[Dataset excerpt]

::::

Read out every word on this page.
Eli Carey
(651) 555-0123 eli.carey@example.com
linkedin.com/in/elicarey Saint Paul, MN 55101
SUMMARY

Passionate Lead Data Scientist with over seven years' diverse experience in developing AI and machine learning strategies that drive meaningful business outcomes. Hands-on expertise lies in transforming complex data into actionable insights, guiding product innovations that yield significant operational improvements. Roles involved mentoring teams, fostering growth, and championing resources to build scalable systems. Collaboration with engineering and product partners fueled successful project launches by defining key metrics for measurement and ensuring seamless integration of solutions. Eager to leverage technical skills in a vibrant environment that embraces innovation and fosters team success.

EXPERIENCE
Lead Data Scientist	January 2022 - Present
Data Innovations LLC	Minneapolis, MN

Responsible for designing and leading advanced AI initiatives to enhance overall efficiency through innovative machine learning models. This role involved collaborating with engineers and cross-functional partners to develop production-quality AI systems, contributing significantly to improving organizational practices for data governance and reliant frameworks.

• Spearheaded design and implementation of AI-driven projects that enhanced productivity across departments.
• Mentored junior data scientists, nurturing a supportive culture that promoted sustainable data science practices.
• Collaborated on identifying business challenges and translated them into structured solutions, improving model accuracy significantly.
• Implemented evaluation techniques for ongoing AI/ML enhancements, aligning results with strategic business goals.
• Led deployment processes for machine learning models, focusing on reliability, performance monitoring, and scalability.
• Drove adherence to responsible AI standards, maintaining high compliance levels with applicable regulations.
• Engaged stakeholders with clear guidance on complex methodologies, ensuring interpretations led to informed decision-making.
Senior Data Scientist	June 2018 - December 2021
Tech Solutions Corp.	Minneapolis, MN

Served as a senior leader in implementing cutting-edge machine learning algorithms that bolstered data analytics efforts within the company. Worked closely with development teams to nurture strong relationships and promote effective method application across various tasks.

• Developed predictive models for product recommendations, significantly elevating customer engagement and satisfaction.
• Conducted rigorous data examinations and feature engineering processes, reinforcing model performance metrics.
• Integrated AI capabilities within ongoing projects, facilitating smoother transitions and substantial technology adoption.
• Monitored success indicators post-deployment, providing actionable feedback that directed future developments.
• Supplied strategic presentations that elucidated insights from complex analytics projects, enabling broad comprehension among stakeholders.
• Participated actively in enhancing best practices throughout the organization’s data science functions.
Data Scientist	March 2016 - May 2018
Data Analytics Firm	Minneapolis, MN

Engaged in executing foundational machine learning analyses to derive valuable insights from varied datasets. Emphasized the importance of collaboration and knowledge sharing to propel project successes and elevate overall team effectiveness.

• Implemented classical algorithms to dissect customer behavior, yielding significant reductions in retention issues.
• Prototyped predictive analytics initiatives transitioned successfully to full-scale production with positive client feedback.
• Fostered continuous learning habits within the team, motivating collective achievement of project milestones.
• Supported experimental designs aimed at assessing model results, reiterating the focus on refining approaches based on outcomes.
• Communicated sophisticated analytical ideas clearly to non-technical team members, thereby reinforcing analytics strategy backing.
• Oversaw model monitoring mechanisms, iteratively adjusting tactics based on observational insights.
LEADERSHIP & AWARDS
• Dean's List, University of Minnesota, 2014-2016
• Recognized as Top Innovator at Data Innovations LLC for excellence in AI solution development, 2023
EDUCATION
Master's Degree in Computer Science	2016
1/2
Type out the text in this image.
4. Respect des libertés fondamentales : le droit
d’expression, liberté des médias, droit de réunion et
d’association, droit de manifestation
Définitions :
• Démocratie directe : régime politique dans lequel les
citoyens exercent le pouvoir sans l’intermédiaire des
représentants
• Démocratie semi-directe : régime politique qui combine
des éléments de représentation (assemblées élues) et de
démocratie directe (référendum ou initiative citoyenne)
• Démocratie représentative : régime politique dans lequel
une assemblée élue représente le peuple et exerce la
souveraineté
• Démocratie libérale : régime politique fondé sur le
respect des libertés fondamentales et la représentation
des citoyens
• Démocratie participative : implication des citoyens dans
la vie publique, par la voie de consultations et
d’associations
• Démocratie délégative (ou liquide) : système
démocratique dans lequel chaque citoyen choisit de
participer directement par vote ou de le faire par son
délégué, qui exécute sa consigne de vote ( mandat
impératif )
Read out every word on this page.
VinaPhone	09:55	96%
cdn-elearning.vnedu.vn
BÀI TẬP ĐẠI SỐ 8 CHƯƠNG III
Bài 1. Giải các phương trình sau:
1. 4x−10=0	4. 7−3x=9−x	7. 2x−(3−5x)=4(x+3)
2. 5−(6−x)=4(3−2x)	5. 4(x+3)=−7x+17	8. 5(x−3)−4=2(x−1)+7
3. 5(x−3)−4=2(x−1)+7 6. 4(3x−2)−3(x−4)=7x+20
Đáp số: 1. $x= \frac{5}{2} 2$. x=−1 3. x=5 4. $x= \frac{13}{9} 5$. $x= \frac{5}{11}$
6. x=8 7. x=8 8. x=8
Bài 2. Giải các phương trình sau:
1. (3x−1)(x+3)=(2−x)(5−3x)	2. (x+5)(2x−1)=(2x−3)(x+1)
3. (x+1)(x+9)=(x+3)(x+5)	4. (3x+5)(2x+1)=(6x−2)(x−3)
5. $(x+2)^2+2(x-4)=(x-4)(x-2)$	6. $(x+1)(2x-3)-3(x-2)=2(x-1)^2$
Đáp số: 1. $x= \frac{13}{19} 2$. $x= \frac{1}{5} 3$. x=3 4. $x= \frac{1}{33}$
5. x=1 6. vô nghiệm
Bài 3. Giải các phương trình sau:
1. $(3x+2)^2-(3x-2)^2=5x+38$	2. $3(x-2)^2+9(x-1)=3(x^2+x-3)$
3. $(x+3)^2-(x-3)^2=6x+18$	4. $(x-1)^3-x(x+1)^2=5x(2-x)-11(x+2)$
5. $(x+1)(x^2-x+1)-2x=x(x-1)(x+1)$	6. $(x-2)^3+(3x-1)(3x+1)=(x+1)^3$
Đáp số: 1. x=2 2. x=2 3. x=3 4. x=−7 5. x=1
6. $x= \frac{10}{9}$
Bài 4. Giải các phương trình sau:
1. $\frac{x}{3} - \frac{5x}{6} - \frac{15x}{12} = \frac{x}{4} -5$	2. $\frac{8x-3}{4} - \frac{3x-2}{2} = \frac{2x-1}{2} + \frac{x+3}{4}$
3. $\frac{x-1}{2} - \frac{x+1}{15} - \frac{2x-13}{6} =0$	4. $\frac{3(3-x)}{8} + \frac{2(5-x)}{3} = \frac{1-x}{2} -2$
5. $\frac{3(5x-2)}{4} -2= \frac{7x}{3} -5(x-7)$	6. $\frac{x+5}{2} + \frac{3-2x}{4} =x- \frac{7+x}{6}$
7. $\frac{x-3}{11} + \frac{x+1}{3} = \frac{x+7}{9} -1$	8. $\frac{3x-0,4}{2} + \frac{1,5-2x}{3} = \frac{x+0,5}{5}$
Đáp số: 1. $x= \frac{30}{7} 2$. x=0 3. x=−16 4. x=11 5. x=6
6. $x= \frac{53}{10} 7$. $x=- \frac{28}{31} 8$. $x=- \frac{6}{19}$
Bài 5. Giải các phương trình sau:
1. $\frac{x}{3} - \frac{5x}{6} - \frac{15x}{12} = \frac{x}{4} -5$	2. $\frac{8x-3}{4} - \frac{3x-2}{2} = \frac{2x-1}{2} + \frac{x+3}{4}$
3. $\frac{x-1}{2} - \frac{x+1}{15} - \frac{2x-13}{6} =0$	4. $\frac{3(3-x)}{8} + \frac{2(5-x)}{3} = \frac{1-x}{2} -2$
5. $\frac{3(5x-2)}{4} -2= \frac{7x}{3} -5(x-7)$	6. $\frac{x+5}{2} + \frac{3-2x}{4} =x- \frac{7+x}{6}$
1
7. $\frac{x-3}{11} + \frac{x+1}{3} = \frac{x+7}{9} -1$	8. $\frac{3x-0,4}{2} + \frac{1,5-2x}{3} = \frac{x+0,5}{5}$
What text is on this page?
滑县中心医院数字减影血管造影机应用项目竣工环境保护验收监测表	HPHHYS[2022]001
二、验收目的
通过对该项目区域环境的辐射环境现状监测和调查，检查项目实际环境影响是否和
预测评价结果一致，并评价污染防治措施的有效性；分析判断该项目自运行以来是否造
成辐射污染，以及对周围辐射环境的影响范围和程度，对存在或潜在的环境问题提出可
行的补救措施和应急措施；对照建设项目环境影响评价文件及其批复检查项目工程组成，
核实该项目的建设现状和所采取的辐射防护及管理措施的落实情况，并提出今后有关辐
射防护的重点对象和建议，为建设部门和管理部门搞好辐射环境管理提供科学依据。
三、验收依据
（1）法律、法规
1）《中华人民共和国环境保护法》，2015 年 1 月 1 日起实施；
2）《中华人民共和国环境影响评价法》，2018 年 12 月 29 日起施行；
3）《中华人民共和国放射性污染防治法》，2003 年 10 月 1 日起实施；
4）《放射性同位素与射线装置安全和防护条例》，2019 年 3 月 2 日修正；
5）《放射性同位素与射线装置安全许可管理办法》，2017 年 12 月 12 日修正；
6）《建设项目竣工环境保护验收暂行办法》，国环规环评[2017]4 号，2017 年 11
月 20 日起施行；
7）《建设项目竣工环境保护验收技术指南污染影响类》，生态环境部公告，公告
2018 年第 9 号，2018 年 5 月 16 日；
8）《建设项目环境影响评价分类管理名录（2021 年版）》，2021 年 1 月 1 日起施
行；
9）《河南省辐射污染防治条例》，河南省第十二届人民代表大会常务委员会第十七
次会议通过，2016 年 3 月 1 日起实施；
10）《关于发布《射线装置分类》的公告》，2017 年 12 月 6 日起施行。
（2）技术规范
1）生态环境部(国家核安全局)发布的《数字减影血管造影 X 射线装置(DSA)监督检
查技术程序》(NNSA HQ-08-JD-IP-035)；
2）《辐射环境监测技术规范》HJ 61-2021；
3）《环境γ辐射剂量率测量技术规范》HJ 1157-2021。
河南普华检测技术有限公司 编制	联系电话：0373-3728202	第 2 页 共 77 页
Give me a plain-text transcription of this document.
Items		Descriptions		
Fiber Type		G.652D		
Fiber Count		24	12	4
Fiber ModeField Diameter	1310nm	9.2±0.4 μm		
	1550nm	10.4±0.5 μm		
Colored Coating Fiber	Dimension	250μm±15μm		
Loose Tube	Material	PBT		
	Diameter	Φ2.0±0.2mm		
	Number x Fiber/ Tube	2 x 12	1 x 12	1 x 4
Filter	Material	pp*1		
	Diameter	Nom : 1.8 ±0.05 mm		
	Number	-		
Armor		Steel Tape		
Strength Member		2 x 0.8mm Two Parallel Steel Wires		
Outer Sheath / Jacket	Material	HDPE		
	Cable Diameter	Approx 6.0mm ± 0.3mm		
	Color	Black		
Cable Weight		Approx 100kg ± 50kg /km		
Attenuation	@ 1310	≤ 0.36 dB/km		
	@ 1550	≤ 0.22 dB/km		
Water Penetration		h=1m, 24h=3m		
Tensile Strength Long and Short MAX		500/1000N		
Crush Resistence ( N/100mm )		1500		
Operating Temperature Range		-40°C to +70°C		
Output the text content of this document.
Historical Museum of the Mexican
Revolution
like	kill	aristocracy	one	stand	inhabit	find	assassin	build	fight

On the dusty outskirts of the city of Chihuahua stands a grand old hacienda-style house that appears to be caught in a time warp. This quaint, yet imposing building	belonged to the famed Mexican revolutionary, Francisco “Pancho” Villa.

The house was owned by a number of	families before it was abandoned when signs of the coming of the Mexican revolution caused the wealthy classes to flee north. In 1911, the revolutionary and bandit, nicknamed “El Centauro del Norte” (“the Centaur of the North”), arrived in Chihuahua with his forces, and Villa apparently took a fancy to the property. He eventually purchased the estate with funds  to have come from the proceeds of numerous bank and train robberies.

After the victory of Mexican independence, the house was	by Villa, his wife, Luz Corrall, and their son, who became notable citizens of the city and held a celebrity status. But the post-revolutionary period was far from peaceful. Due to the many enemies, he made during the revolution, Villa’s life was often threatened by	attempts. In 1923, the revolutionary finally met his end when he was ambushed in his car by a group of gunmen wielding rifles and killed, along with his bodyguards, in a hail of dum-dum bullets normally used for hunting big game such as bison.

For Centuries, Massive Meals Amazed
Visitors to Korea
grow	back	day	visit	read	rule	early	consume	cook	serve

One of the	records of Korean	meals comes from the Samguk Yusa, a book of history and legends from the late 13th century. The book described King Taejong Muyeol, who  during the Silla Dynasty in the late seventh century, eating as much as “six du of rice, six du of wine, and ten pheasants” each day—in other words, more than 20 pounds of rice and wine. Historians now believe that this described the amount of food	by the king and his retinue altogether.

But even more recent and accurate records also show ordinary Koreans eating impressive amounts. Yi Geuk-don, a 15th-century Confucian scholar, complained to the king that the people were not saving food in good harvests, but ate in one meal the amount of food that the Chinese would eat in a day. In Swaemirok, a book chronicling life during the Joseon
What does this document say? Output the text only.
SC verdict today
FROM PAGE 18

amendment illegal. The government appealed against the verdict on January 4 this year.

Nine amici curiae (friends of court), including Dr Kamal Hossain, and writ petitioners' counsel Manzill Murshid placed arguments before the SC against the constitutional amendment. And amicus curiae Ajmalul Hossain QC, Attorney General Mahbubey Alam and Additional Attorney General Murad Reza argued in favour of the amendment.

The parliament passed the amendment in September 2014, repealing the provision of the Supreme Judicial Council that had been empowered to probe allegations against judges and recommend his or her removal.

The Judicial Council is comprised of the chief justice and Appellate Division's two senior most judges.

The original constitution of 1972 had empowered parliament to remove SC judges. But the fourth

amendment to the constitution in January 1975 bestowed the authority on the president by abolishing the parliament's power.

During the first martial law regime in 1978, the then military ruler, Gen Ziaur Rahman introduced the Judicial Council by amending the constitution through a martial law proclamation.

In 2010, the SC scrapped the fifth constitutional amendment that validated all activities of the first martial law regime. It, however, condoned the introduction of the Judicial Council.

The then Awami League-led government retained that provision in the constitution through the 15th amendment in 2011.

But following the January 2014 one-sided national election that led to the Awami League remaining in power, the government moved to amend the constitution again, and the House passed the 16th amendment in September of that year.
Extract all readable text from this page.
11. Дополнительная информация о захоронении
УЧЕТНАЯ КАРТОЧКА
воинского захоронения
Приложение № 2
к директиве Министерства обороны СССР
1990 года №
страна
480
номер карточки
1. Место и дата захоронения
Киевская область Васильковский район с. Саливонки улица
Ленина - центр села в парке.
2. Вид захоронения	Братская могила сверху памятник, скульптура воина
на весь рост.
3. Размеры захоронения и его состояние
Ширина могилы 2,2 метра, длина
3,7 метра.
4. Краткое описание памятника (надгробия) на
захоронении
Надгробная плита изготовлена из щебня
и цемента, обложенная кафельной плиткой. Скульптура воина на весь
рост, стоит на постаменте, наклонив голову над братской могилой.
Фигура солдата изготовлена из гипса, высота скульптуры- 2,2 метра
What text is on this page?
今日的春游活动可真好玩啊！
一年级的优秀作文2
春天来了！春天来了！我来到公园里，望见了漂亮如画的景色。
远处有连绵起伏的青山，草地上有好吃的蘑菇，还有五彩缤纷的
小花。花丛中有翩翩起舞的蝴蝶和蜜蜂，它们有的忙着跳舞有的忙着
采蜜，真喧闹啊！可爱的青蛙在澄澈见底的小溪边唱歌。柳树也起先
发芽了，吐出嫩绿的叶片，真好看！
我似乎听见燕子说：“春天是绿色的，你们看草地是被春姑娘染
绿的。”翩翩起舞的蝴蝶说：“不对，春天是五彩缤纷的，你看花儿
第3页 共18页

::::

TO DO: Send back exactly the lines from the line with "Extract all readable text from this page." through the end of the records.

TASK RESPONSE:
Extract all readable text from this page.
11. Дополнительная информация о захоронении
УЧЕТНАЯ КАРТОЧКА
воинского захоронения
Приложение № 2
к директиве Министерства обороны СССР
1990 года №
страна
480
номер карточки
1. Место и дата захоронения
Киевская область Васильковский район с. Саливонки улица
Ленина - центр села в парке.
2. Вид захоронения	Братская могила сверху памятник, скульптура воина
на весь рост.
3. Размеры захоронения и его состояние
Ширина могилы 2,2 метра, длина
3,7 метра.
4. Краткое описание памятника (надгробия) на
захоронении
Надгробная плита изготовлена из щебня
и цемента, обложенная кафельной плиткой. Скульптура воина на весь
рост, стоит на постаменте, наклонив голову над братской могилой.
Фигура солдата изготовлена из гипса, высота скульптуры- 2,2 метра
What text is on this page?
今日的春游活动可真好玩啊！
一年级的优秀作文2
春天来了！春天来了！我来到公园里，望见了漂亮如画的景色。
远处有连绵起伏的青山，草地上有好吃的蘑菇，还有五彩缤纷的
小花。花丛中有翩翩起舞的蝴蝶和蜜蜂，它们有的忙着跳舞有的忙着
采蜜，真喧闹啊！可爱的青蛙在澄澈见底的小溪边唱歌。柳树也起先
发芽了，吐出嫩绿的叶片，真好看！
我似乎听见燕子说：“春天是绿色的，你们看草地是被春姑娘染
绿的。”翩翩起舞的蝴蝶说：“不对，春天是五彩缤纷的，你看花儿
第3页 共18页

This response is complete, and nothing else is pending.